Print the listing below exactly.

---------- Supplied entries ----------

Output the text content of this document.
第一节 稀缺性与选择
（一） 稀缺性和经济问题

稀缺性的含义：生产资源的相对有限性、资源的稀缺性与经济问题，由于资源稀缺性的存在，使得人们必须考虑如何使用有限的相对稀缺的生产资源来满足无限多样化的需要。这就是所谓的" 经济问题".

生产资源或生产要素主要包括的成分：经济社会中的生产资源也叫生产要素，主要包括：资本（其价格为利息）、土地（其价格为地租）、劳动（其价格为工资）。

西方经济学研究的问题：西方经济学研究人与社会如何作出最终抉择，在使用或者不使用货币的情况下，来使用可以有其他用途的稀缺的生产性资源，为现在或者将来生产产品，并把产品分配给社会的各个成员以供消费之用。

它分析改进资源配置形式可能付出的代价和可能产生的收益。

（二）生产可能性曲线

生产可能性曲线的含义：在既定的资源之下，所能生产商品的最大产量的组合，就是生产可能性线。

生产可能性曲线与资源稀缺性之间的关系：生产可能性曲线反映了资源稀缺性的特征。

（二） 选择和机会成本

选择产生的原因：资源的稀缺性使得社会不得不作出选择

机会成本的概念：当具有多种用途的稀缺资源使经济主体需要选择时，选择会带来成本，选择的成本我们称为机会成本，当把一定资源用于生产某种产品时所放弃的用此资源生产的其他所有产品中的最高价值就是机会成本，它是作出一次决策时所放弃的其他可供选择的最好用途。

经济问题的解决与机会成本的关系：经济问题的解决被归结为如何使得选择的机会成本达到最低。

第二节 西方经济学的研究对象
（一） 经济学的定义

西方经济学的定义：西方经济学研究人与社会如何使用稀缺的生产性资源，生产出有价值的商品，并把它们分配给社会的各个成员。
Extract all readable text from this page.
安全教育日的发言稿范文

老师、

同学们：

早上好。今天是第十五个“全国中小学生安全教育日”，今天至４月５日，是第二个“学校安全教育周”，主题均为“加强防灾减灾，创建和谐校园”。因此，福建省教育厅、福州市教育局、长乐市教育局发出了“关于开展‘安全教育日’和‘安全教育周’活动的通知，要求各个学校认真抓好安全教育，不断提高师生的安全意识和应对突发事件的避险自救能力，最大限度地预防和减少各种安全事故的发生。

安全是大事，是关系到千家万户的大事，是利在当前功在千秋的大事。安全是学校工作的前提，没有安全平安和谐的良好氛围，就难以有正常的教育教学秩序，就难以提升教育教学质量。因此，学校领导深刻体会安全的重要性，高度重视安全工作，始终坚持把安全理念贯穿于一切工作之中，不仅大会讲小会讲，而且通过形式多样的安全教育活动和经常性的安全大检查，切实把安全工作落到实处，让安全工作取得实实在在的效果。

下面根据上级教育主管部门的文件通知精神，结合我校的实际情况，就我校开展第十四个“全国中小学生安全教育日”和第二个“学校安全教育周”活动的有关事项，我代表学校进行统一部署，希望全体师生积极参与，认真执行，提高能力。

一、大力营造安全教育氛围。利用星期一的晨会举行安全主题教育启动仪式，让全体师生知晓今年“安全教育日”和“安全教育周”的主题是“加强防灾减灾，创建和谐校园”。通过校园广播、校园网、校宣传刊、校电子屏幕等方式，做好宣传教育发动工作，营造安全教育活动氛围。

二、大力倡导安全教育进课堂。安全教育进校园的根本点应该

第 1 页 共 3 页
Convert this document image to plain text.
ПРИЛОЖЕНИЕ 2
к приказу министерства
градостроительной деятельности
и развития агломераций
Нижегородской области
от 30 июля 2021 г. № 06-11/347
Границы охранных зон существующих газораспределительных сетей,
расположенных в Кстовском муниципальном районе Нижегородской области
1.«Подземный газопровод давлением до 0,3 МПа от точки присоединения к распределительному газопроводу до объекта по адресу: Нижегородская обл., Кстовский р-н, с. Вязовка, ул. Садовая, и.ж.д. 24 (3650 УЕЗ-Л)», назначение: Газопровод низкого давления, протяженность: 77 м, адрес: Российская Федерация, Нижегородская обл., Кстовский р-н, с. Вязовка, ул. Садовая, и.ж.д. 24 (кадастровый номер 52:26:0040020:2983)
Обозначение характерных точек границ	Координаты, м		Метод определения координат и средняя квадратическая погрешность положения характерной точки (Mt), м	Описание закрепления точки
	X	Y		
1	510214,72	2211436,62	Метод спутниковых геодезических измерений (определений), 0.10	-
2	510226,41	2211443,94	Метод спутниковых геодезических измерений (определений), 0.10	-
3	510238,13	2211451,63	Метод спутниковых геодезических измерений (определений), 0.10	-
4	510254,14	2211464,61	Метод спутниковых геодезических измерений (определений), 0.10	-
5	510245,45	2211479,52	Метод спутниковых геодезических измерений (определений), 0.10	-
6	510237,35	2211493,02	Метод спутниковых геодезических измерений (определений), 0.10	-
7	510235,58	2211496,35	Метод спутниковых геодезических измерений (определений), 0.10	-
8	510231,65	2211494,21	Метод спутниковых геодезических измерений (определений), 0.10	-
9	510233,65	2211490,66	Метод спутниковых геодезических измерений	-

----------

■ **Solved exercise**
Output the text content of this document.
第一节 稀缺性与选择
（一） 稀缺性和经济问题

稀缺性的含义：生产资源的相对有限性、资源的稀缺性与经济问题，由于资源稀缺性的存在，使得人们必须考虑如何使用有限的相对稀缺的生产资源来满足无限多样化的需要。这就是所谓的" 经济问题".

生产资源或生产要素主要包括的成分：经济社会中的生产资源也叫生产要素，主要包括：资本（其价格为利息）、土地（其价格为地租）、劳动（其价格为工资）。

西方经济学研究的问题：西方经济学研究人与社会如何作出最终抉择，在使用或者不使用货币的情况下，来使用可以有其他用途的稀缺的生产性资源，为现在或者将来生产产品，并把产品分配给社会的各个成员以供消费之用。

它分析改进资源配置形式可能付出的代价和可能产生的收益。

（二）生产可能性曲线

生产可能性曲线的含义：在既定的资源之下，所能生产商品的最大产量的组合，就是生产可能性线。

生产可能性曲线与资源稀缺性之间的关系：生产可能性曲线反映了资源稀缺性的特征。

（二） 选择和机会成本

选择产生的原因：资源的稀缺性使得社会不得不作出选择

机会成本的概念：当具有多种用途的稀缺资源使经济主体需要选择时，选择会带来成本，选择的成本我们称为机会成本，当把一定资源用于生产某种产品时所放弃的用此资源生产的其他所有产品中的最高价值就是机会成本，它是作出一次决策时所放弃的其他可供选择的最好用途。

经济问题的解决与机会成本的关系：经济问题的解决被归结为如何使得选择的机会成本达到最低。

第二节 西方经济学的研究对象
（一） 经济学的定义

西方经济学的定义：西方经济学研究人与社会如何使用稀缺的生产性资源，生产出有价值的商品，并把它们分配给社会的各个成员。
Extract all readable text from this page.
安全教育日的发言稿范文

老师、

同学们：

早上好。今天是第十五个“全国中小学生安全教育日”，今天至４月５日，是第二个“学校安全教育周”，主题均为“加强防灾减灾，创建和谐校园”。因此，福建省教育厅、福州市教育局、长乐市教育局发出了“关于开展‘安全教育日’和‘安全教育周’活动的通知，要求各个学校认真抓好安全教育，不断提高师生的安全意识和应对突发事件的避险自救能力，最大限度地预防和减少各种安全事故的发生。

安全是大事，是关系到千家万户的大事，是利在当前功在千秋的大事。安全是学校工作的前提，没有安全平安和谐的良好氛围，就难以有正常的教育教学秩序，就难以提升教育教学质量。因此，学校领导深刻体会安全的重要性，高度重视安全工作，始终坚持把安全理念贯穿于一切工作之中，不仅大会讲小会讲，而且通过形式多样的安全教育活动和经常性的安全大检查，切实把安全工作落到实处，让安全工作取得实实在在的效果。

下面根据上级教育主管部门的文件通知精神，结合我校的实际情况，就我校开展第十四个“全国中小学生安全教育日”和第二个“学校安全教育周”活动的有关事项，我代表学校进行统一部署，希望全体师生积极参与，认真执行，提高能力。

一、大力营造安全教育氛围。利用星期一的晨会举行安全主题教育启动仪式，让全体师生知晓今年“安全教育日”和“安全教育周”的主题是“加强防灾减灾，创建和谐校园”。通过校园广播、校园网、校宣传刊、校电子屏幕等方式，做好宣传教育发动工作，营造安全教育活动氛围。

二、大力倡导安全教育进课堂。安全教育进校园的根本点应该

第 1 页 共 3 页
Convert this document image to plain text.
ПРИЛОЖЕНИЕ 2
к приказу министерства
градостроительной деятельности
и развития агломераций
Нижегородской области
от 30 июля 2021 г. № 06-11/347
Границы охранных зон существующих газораспределительных сетей,
расположенных в Кстовском муниципальном районе Нижегородской области
1.«Подземный газопровод давлением до 0,3 МПа от точки присоединения к распределительному газопроводу до объекта по адресу: Нижегородская обл., Кстовский р-н, с. Вязовка, ул. Садовая, и.ж.д. 24 (3650 УЕЗ-Л)», назначение: Газопровод низкого давления, протяженность: 77 м, адрес: Российская Федерация, Нижегородская обл., Кстовский р-н, с. Вязовка, ул. Садовая, и.ж.д. 24 (кадастровый номер 52:26:0040020:2983)
Обозначение характерных точек границ	Координаты, м		Метод определения координат и средняя квадратическая погрешность положения характерной точки (Mt), м	Описание закрепления точки
	X	Y		
1	510214,72	2211436,62	Метод спутниковых геодезических измерений (определений), 0.10	-
2	510226,41	2211443,94	Метод спутниковых геодезических измерений (определений), 0.10	-
3	510238,13	2211451,63	Метод спутниковых геодезических измерений (определений), 0.10	-
4	510254,14	2211464,61	Метод спутниковых геодезических измерений (определений), 0.10	-
5	510245,45	2211479,52	Метод спутниковых геодезических измерений (определений), 0.10	-
6	510237,35	2211493,02	Метод спутниковых геодезических измерений (определений), 0.10	-
7	510235,58	2211496,35	Метод спутниковых геодезических измерений (определений), 0.10	-
8	510231,65	2211494,21	Метод спутниковых геодезических измерений (определений), 0.10	-
9	510233,65	2211490,66	Метод спутниковых геодезических измерений	-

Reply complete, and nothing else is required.